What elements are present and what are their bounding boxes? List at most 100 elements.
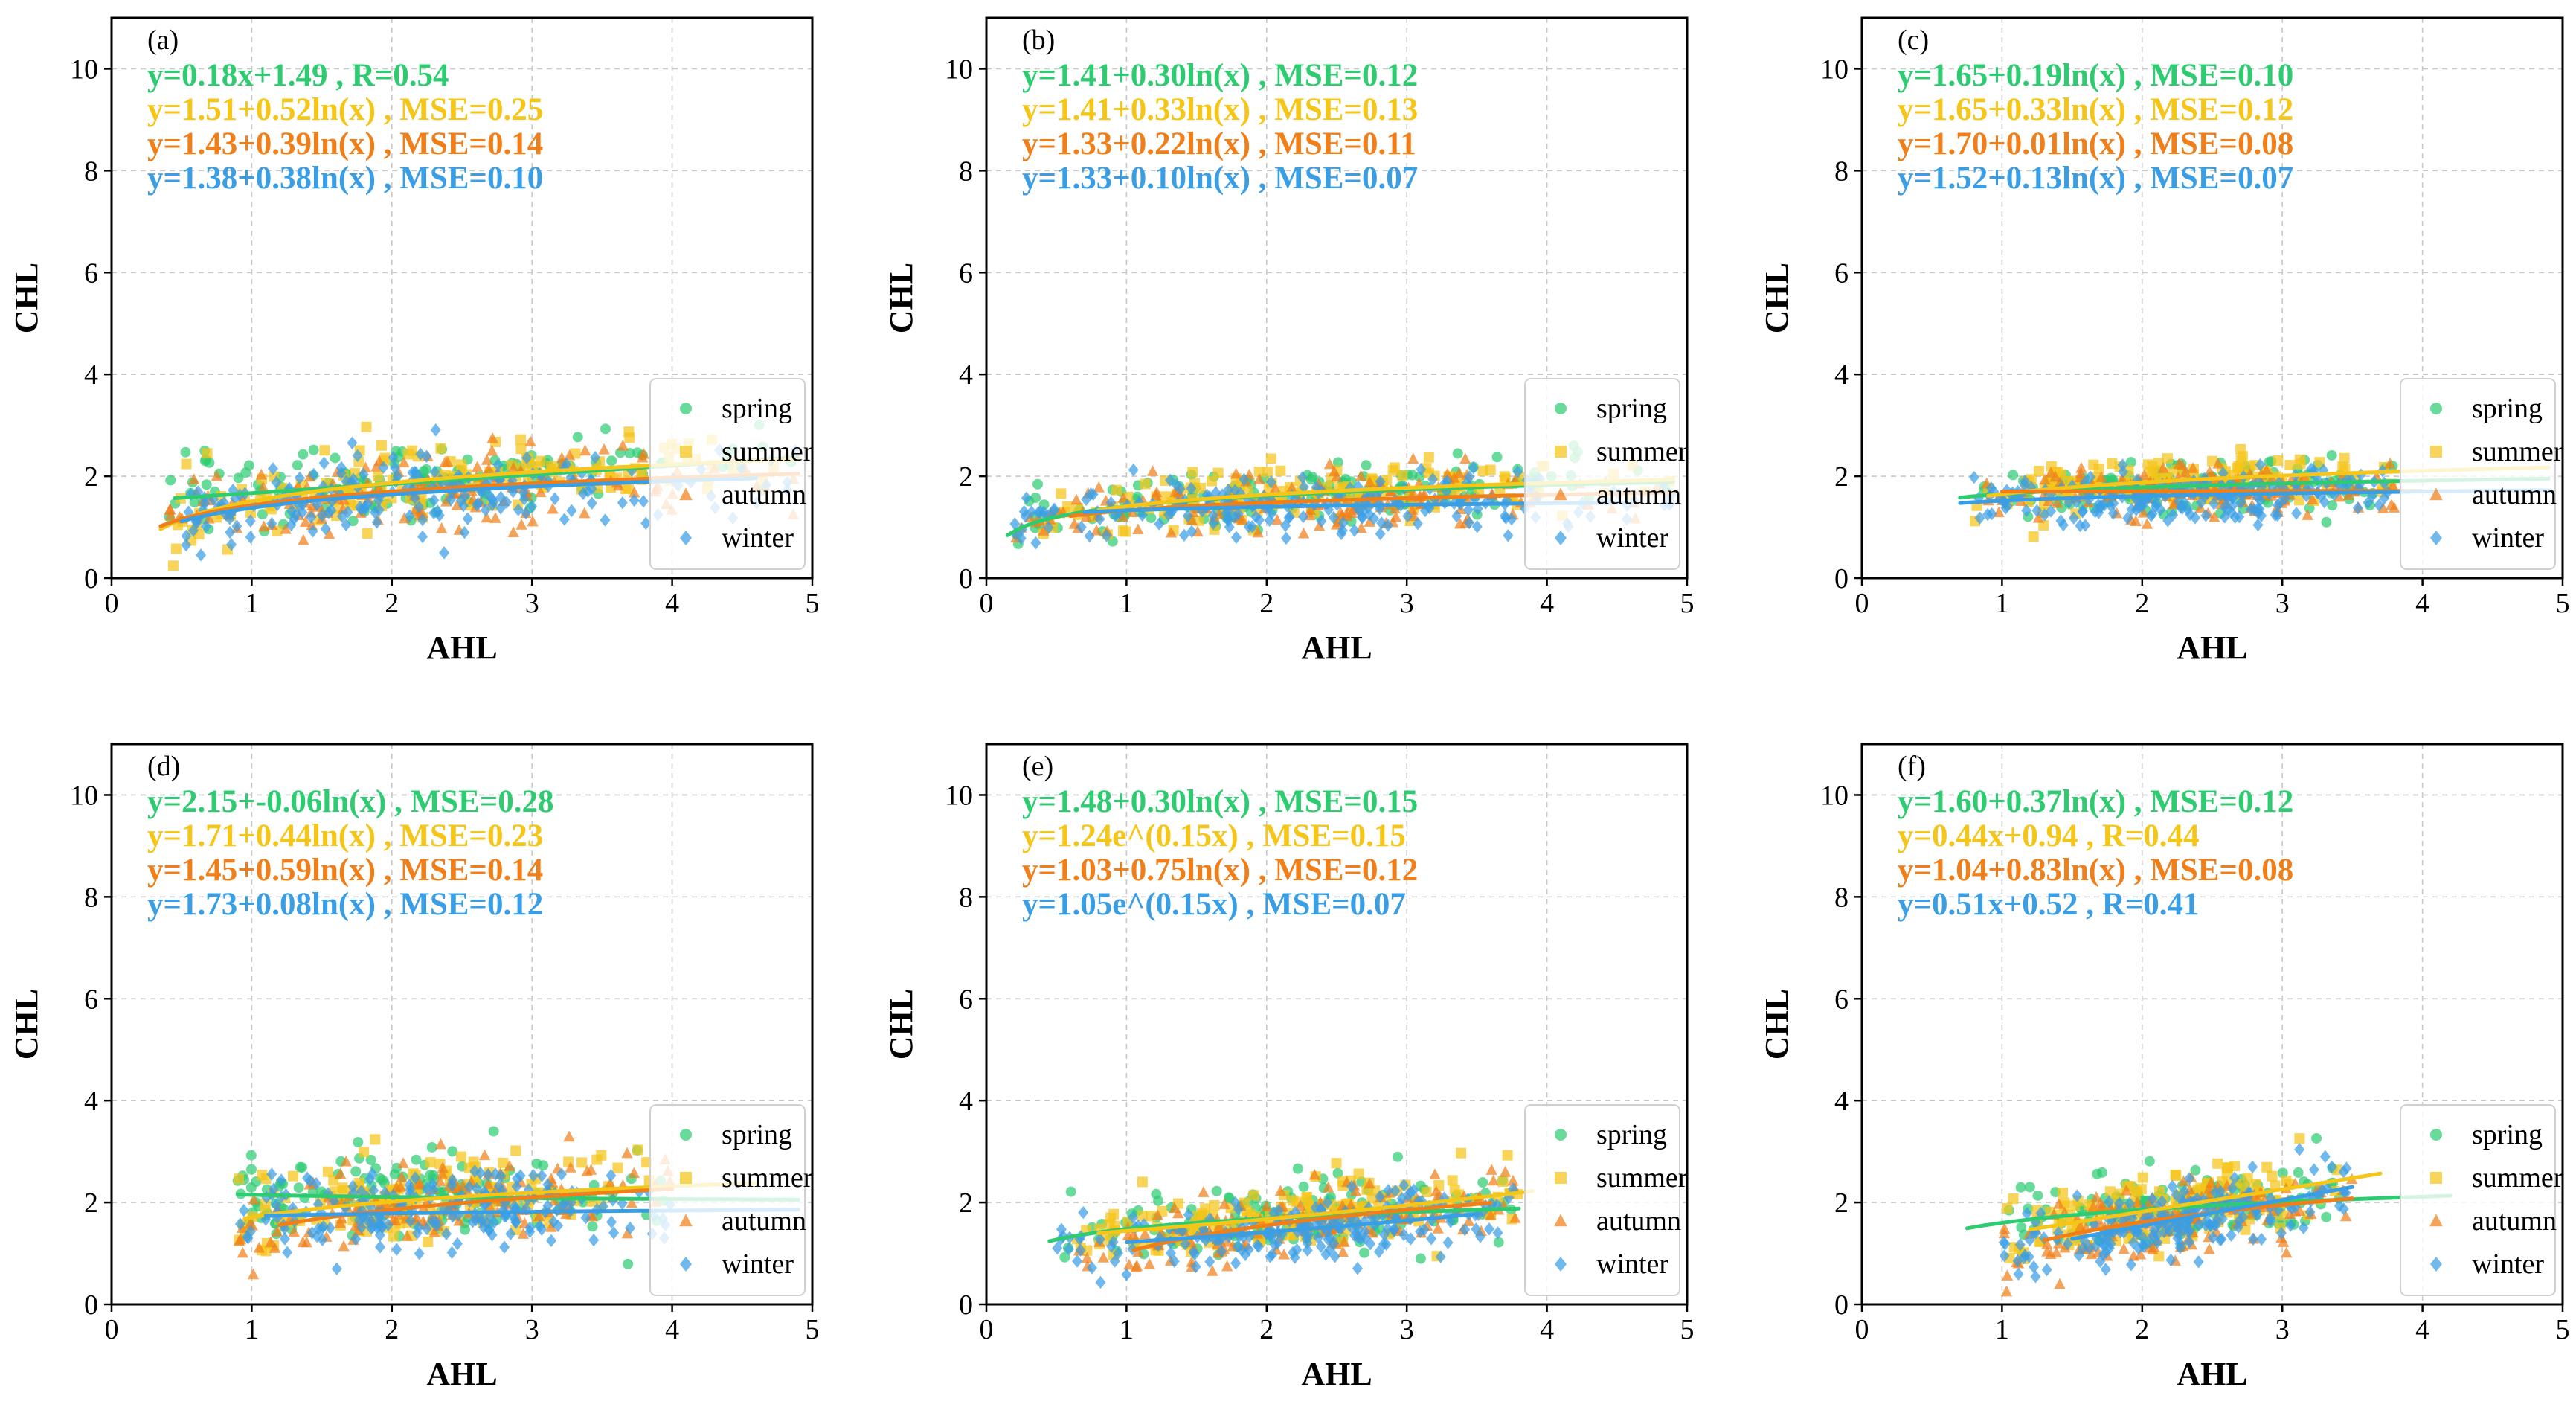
summer-point <box>1331 1158 1342 1169</box>
spring-point <box>365 1154 376 1165</box>
legend-box <box>2400 1104 2556 1296</box>
spring-point <box>1452 448 1463 459</box>
y-tick-label: 10 <box>945 54 973 85</box>
winter-point <box>2374 499 2385 512</box>
winter-point <box>1075 1243 1086 1257</box>
equation-winter: y=1.33+0.10ln(x) , MSE=0.07 <box>1022 161 1418 196</box>
winter-point <box>196 548 207 562</box>
autumn-point <box>1323 458 1336 470</box>
autumn-point <box>1389 502 1401 513</box>
x-tick-label: 3 <box>525 1314 539 1345</box>
x-tick-label: 1 <box>1120 1314 1134 1345</box>
autumn-point <box>486 444 498 456</box>
chart-panel-a: 0 1 2 3 4 5 0 2 4 6 8 10 AHL CHL (a)y=0.18x+1.49 , R=0… <box>8 16 820 666</box>
legend-marker-summer <box>680 446 692 458</box>
x-tick-label: 1 <box>245 1314 259 1345</box>
winter-point <box>2215 1185 2226 1198</box>
winter-point <box>421 1182 432 1196</box>
autumn-point <box>2261 464 2273 475</box>
winter-point <box>1405 1185 1416 1199</box>
winter-point <box>1267 1248 1278 1261</box>
winter-point <box>1451 509 1462 523</box>
winter-point <box>1128 463 1139 477</box>
legend: spring summer autumn winter <box>2400 378 2563 570</box>
winter-point <box>231 519 242 533</box>
legend-marker-spring <box>1555 403 1567 414</box>
spring-point <box>292 460 303 471</box>
winter-point <box>1499 509 1510 523</box>
winter-point <box>2223 502 2234 516</box>
autumn-point <box>1488 1174 1500 1186</box>
summer-point <box>1248 1190 1259 1201</box>
autumn-point <box>2127 1249 2139 1261</box>
spring-point <box>1305 474 1317 485</box>
winter-point <box>1316 514 1327 528</box>
summer-point <box>2142 459 2153 470</box>
legend-marker-spring <box>680 1129 692 1141</box>
y-tick-label: 0 <box>84 563 98 595</box>
autumn-point <box>2053 1198 2065 1209</box>
winter-point <box>368 1184 379 1197</box>
summer-point <box>624 432 635 443</box>
spring-point <box>1392 1151 1403 1162</box>
spring-point <box>389 1169 400 1180</box>
winter-point <box>234 1217 245 1231</box>
winter-point <box>1243 520 1254 533</box>
winter-point <box>427 1214 438 1228</box>
winter-point <box>2031 504 2043 517</box>
winter-point <box>201 519 212 533</box>
autumn-point <box>1274 1185 1287 1196</box>
winter-point <box>2265 1214 2276 1228</box>
spring-point <box>1298 1181 1309 1192</box>
spring-point <box>1477 1177 1488 1188</box>
spring-point <box>447 1146 458 1157</box>
legend-label-winter: winter <box>1596 1249 1668 1280</box>
summer-point <box>612 1162 623 1173</box>
autumn-point <box>565 1161 576 1173</box>
winter-point <box>1492 1226 1503 1240</box>
equation-summer: y=1.24e^(0.15x) , MSE=0.15 <box>1022 818 1406 853</box>
autumn-point <box>1221 1260 1233 1272</box>
autumn-point <box>2281 1246 2293 1258</box>
autumn-point <box>2001 1269 2014 1281</box>
summer-point <box>535 455 546 467</box>
x-tick-label: 5 <box>1680 1314 1695 1345</box>
winter-point <box>348 472 359 486</box>
winter-point <box>266 1167 277 1181</box>
summer-point <box>468 1156 479 1167</box>
spring-point <box>2321 516 2332 528</box>
y-tick-label: 2 <box>84 461 98 493</box>
summer-point <box>1212 467 1224 478</box>
winter-point <box>1128 1211 1139 1224</box>
summer-point <box>1262 467 1273 478</box>
y-tick-label: 6 <box>84 984 98 1015</box>
winter-point <box>566 504 577 518</box>
winter-point <box>2248 1232 2259 1246</box>
x-tick-label: 3 <box>2275 1314 2290 1345</box>
legend-marker-spring <box>680 403 692 414</box>
autumn-point <box>1337 1246 1349 1257</box>
winter-point <box>360 500 371 513</box>
autumn-point <box>2203 465 2216 477</box>
legend-label-summer: summer <box>722 436 813 467</box>
autumn-point <box>1230 467 1242 479</box>
winter-point <box>2254 502 2265 516</box>
winter-point <box>1265 1231 1276 1244</box>
winter-point <box>2184 1235 2195 1249</box>
winter-point <box>1137 508 1148 522</box>
y-tick-label: 0 <box>84 1289 98 1321</box>
winter-point <box>1419 1222 1430 1237</box>
winter-point <box>1121 1268 1132 1281</box>
winter-point <box>2319 495 2330 509</box>
chart-panel-b: 0 1 2 3 4 5 0 2 4 6 8 10 AHL CHL (b)y=1.41+0.30ln(x) ,… <box>883 16 1695 666</box>
autumn-point <box>598 443 610 455</box>
autumn-point <box>483 462 495 474</box>
winter-point <box>2270 508 2281 522</box>
summer-point <box>2284 460 2296 471</box>
x-tick-label: 3 <box>1400 1314 1414 1345</box>
spring-point <box>1032 478 1043 490</box>
autumn-point <box>535 486 547 498</box>
spring-point <box>1030 492 1041 503</box>
summer-point <box>2008 1193 2019 1205</box>
winter-point <box>2272 499 2283 512</box>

- - -

*Aim of the task*: Can you reproduce the whole listing above word for word, leaving out any pictures?

*Problem solution*:
What elements are present and what are their bounding boxes? List at most 100 elements.
summer-point <box>1331 1158 1342 1169</box>
spring-point <box>365 1154 376 1165</box>
legend-box <box>2400 1104 2556 1296</box>
spring-point <box>1452 448 1463 459</box>
y-tick-label: 10 <box>945 54 973 85</box>
winter-point <box>2374 499 2385 512</box>
winter-point <box>1075 1243 1086 1257</box>
equation-winter: y=1.33+0.10ln(x) , MSE=0.07 <box>1022 161 1418 196</box>
winter-point <box>196 548 207 562</box>
autumn-point <box>1323 458 1336 470</box>
autumn-point <box>1389 502 1401 513</box>
x-tick-label: 3 <box>525 1314 539 1345</box>
x-tick-label: 1 <box>1120 1314 1134 1345</box>
autumn-point <box>486 444 498 456</box>
chart-panel-a: 0 1 2 3 4 5 0 2 4 6 8 10 AHL CHL (a)y=0.18x+1.49 , R=0… <box>8 16 820 666</box>
legend-marker-summer <box>680 446 692 458</box>
x-tick-label: 1 <box>245 1314 259 1345</box>
winter-point <box>2215 1185 2226 1198</box>
winter-point <box>421 1182 432 1196</box>
autumn-point <box>2261 464 2273 475</box>
winter-point <box>1405 1185 1416 1199</box>
winter-point <box>1267 1248 1278 1261</box>
winter-point <box>1451 509 1462 523</box>
winter-point <box>1128 463 1139 477</box>
legend: spring summer autumn winter <box>2400 378 2563 570</box>
winter-point <box>231 519 242 533</box>
legend-marker-spring <box>1555 403 1567 414</box>
spring-point <box>292 460 303 471</box>
winter-point <box>1499 509 1510 523</box>
winter-point <box>2223 502 2234 516</box>
autumn-point <box>1488 1174 1500 1186</box>
summer-point <box>1248 1190 1259 1201</box>
autumn-point <box>2127 1249 2139 1261</box>
spring-point <box>1305 474 1317 485</box>
winter-point <box>1316 514 1327 528</box>
summer-point <box>2142 459 2153 470</box>
legend-marker-spring <box>680 1129 692 1141</box>
y-tick-label: 0 <box>84 563 98 595</box>
autumn-point <box>2053 1198 2065 1209</box>
winter-point <box>368 1184 379 1197</box>
summer-point <box>624 432 635 443</box>
spring-point <box>1392 1151 1403 1162</box>
spring-point <box>389 1169 400 1180</box>
winter-point <box>234 1217 245 1231</box>
winter-point <box>1243 520 1254 533</box>
winter-point <box>427 1214 438 1228</box>
winter-point <box>2031 504 2043 517</box>
winter-point <box>201 519 212 533</box>
autumn-point <box>1274 1185 1287 1196</box>
winter-point <box>2265 1214 2276 1228</box>
spring-point <box>1298 1181 1309 1192</box>
spring-point <box>1477 1177 1488 1188</box>
spring-point <box>447 1146 458 1157</box>
legend-label-winter: winter <box>1596 1249 1668 1280</box>
summer-point <box>612 1162 623 1173</box>
autumn-point <box>565 1161 576 1173</box>
winter-point <box>1492 1226 1503 1240</box>
equation-summer: y=1.24e^(0.15x) , MSE=0.15 <box>1022 818 1406 853</box>
autumn-point <box>1221 1260 1233 1272</box>
autumn-point <box>2281 1246 2293 1258</box>
autumn-point <box>2001 1269 2014 1281</box>
summer-point <box>535 455 546 467</box>
x-tick-label: 5 <box>1680 1314 1695 1345</box>
winter-point <box>348 472 359 486</box>
winter-point <box>266 1167 277 1181</box>
summer-point <box>468 1156 479 1167</box>
spring-point <box>2321 516 2332 528</box>
y-tick-label: 2 <box>84 461 98 493</box>
summer-point <box>1212 467 1224 478</box>
winter-point <box>1128 1211 1139 1224</box>
summer-point <box>1262 467 1273 478</box>
y-tick-label: 6 <box>84 984 98 1015</box>
winter-point <box>566 504 577 518</box>
winter-point <box>2248 1232 2259 1246</box>
x-tick-label: 3 <box>2275 1314 2290 1345</box>
legend-marker-spring <box>680 403 692 414</box>
autumn-point <box>1337 1246 1349 1257</box>
winter-point <box>360 500 371 513</box>
autumn-point <box>2203 465 2216 477</box>
legend-label-summer: summer <box>722 436 813 467</box>
autumn-point <box>1230 467 1242 479</box>
winter-point <box>2254 502 2265 516</box>
winter-point <box>1265 1231 1276 1244</box>
winter-point <box>2184 1235 2195 1249</box>
winter-point <box>1137 508 1148 522</box>
y-tick-label: 0 <box>84 1289 98 1321</box>
winter-point <box>1419 1222 1430 1237</box>
winter-point <box>1121 1268 1132 1281</box>
winter-point <box>2319 495 2330 509</box>
chart-panel-b: 0 1 2 3 4 5 0 2 4 6 8 10 AHL CHL (b)y=1.41+0.30ln(x) ,… <box>883 16 1695 666</box>
autumn-point <box>598 443 610 455</box>
autumn-point <box>483 462 495 474</box>
winter-point <box>2270 508 2281 522</box>
summer-point <box>2284 460 2296 471</box>
x-tick-label: 3 <box>1400 1314 1414 1345</box>
spring-point <box>1032 478 1043 490</box>
autumn-point <box>535 486 547 498</box>
spring-point <box>1030 492 1041 503</box>
summer-point <box>2008 1193 2019 1205</box>
winter-point <box>2272 499 2283 512</box>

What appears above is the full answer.